(begin)

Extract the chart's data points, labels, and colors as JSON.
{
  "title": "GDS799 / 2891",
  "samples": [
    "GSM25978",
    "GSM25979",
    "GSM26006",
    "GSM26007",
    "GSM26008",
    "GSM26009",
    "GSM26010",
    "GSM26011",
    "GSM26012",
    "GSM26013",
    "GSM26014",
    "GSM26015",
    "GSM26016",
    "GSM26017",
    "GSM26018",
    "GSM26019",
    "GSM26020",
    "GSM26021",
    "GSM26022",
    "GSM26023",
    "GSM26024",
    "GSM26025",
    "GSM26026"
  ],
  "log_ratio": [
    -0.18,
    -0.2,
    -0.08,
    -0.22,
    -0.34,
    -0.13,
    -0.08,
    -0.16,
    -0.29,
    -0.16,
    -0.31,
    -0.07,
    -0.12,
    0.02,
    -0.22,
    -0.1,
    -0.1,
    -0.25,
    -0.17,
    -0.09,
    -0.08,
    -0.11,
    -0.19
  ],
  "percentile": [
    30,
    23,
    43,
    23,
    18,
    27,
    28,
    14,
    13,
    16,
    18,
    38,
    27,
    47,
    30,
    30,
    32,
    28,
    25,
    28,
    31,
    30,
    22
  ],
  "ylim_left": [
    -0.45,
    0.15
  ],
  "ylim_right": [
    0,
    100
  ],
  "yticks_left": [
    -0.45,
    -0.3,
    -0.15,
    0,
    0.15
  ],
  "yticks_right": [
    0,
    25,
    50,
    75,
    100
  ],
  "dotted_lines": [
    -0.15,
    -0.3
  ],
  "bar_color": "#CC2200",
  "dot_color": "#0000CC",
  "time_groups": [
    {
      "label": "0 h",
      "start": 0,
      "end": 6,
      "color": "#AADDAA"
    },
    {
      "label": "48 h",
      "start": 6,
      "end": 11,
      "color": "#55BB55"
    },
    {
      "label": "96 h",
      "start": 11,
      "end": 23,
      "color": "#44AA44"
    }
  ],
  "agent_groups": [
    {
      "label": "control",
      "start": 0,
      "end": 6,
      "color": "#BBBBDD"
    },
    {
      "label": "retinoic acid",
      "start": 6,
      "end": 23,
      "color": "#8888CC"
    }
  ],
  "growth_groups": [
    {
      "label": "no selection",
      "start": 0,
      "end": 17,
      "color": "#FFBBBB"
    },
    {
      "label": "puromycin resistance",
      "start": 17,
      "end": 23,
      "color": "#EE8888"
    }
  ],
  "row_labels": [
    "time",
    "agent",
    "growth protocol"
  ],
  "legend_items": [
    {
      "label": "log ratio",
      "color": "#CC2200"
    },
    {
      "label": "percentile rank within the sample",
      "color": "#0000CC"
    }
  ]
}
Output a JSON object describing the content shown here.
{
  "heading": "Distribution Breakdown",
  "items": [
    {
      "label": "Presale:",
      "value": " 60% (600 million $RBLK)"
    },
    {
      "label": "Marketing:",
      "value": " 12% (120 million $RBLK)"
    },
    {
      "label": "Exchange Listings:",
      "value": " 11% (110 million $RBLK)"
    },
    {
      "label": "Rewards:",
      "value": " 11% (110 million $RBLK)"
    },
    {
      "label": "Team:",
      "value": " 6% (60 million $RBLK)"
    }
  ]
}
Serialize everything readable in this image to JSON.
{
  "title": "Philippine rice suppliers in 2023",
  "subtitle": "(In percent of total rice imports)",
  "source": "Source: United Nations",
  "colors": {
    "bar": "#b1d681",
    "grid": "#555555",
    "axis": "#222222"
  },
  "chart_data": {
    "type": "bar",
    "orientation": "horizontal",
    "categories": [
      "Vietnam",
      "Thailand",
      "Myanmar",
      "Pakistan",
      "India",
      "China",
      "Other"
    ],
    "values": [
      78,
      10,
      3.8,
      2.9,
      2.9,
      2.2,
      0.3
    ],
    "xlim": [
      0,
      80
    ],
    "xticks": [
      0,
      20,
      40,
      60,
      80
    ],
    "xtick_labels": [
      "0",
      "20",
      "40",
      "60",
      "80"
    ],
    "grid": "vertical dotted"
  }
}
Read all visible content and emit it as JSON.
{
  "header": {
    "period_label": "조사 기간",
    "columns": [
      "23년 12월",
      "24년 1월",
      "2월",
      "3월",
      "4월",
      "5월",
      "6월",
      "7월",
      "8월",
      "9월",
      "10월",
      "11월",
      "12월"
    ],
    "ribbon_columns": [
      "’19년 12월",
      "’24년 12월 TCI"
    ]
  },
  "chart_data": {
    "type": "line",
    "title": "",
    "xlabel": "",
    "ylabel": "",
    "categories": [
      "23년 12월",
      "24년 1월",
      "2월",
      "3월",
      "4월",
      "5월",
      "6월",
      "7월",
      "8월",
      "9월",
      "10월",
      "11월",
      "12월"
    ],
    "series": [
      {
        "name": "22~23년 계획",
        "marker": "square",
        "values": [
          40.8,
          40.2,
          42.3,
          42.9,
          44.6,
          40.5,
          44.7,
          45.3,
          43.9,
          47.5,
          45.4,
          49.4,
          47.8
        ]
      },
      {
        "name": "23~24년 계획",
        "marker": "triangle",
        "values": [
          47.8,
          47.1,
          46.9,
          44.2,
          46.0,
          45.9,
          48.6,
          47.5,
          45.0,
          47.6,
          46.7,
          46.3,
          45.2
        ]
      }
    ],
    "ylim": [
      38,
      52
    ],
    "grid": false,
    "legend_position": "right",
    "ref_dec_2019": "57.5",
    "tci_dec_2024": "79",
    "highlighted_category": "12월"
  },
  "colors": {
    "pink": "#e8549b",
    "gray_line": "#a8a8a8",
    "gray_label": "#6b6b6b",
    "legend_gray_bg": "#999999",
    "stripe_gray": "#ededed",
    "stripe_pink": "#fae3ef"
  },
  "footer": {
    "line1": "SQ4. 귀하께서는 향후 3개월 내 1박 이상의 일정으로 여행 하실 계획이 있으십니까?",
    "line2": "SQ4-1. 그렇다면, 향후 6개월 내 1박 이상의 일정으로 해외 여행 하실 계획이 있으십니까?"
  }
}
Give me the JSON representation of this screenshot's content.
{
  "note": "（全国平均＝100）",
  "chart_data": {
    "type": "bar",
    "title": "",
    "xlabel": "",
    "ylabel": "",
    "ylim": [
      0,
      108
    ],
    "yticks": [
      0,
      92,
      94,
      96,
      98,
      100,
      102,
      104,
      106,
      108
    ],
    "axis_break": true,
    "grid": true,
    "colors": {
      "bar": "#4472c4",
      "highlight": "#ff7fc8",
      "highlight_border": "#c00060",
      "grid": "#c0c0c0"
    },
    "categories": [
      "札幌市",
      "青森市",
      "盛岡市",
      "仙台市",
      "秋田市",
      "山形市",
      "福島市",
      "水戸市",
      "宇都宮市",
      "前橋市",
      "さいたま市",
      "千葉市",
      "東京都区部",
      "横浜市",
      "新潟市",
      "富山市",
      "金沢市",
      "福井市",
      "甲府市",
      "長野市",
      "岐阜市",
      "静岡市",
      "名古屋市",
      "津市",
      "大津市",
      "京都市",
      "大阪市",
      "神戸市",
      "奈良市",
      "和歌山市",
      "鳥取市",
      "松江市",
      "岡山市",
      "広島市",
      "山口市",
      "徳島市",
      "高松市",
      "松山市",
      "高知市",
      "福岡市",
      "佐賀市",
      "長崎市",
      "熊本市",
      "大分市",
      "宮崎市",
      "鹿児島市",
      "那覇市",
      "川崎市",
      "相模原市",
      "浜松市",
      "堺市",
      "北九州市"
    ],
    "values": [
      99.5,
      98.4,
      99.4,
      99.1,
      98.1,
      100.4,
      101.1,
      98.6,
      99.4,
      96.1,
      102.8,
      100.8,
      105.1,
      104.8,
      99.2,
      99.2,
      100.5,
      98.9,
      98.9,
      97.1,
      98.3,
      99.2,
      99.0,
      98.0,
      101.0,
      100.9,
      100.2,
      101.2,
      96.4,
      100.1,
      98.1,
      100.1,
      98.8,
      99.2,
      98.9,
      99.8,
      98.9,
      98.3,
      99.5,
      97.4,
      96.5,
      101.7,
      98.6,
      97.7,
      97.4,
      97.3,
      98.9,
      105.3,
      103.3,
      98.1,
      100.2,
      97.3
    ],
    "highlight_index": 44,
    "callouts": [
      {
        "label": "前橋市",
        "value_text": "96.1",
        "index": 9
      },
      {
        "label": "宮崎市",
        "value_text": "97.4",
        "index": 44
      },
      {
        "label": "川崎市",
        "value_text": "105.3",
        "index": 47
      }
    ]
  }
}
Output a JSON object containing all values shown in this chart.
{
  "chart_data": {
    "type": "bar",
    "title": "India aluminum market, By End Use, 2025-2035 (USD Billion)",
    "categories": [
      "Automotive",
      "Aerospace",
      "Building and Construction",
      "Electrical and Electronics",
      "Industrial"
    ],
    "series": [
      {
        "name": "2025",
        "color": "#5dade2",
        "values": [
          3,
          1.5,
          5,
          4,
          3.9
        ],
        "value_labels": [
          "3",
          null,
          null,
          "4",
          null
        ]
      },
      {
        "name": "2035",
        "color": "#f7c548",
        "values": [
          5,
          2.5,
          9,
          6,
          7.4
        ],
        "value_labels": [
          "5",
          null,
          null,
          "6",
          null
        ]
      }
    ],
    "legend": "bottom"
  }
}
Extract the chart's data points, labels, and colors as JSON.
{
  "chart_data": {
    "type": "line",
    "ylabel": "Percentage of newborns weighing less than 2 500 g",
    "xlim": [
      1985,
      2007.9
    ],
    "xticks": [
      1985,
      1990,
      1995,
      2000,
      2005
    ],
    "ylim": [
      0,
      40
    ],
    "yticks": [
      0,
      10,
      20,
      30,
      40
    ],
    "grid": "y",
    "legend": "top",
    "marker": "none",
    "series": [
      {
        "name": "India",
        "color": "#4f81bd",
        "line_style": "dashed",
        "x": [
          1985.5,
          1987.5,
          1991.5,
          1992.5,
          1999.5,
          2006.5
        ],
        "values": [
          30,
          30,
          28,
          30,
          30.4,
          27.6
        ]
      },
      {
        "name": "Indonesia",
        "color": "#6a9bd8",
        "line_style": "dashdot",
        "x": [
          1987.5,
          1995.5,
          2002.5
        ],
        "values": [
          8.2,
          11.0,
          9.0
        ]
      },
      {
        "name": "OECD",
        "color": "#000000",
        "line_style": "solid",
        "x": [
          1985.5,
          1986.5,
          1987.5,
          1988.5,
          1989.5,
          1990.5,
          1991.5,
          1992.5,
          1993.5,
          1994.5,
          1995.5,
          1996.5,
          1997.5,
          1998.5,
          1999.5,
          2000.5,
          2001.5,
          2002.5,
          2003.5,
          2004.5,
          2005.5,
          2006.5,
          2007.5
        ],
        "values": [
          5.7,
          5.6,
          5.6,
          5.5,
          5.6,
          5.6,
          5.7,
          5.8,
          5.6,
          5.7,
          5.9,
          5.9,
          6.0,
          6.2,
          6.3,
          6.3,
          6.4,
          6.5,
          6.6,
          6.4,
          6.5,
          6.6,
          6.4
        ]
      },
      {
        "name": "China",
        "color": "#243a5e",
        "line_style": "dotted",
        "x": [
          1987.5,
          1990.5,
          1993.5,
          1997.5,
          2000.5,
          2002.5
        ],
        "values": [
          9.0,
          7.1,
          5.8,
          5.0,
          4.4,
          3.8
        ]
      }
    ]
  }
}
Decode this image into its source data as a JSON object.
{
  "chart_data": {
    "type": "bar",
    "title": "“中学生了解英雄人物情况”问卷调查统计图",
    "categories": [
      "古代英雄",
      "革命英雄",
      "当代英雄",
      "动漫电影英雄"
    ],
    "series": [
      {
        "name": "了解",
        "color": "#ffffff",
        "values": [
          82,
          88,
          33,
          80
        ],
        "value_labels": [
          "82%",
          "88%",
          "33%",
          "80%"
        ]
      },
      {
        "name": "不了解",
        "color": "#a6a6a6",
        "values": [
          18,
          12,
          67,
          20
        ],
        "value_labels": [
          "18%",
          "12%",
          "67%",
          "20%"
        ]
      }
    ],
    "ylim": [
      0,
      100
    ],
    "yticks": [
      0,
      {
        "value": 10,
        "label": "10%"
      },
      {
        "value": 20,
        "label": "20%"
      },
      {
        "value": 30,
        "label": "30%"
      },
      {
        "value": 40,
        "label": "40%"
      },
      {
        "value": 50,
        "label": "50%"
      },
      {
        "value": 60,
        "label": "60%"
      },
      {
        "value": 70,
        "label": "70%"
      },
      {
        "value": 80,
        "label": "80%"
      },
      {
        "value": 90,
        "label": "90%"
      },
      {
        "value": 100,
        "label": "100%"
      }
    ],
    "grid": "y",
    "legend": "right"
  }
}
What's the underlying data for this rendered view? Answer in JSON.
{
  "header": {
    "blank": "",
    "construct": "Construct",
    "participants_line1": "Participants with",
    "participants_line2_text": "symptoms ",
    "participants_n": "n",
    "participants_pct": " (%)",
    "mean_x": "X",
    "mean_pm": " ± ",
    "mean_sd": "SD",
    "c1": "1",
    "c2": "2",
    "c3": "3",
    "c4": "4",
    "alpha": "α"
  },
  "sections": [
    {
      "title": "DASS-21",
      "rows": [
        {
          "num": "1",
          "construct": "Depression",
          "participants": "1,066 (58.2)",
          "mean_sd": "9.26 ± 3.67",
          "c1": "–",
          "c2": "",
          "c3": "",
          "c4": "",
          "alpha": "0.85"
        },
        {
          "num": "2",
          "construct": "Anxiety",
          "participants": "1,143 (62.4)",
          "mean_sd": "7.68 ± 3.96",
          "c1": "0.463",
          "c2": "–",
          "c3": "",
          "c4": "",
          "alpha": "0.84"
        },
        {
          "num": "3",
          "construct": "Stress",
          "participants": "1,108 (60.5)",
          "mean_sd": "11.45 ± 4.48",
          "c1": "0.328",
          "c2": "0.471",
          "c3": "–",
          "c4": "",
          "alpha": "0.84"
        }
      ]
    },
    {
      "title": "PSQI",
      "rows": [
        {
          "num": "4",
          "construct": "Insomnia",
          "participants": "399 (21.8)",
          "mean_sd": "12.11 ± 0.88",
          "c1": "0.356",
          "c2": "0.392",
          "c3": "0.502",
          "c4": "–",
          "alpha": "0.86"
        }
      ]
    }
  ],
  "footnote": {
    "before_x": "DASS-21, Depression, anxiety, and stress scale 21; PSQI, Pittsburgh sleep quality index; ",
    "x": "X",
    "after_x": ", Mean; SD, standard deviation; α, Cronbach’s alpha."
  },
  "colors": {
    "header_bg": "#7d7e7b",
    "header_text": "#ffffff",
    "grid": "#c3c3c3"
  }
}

(end)

Task instructions: Check all the records above and select each line where the string "Depression" is found.

Task response:
          "construct": "Depression",
    "before_x": "DASS-21, Depression, anxiety, and stress scale 21; PSQI, Pittsburgh sleep quality index; ",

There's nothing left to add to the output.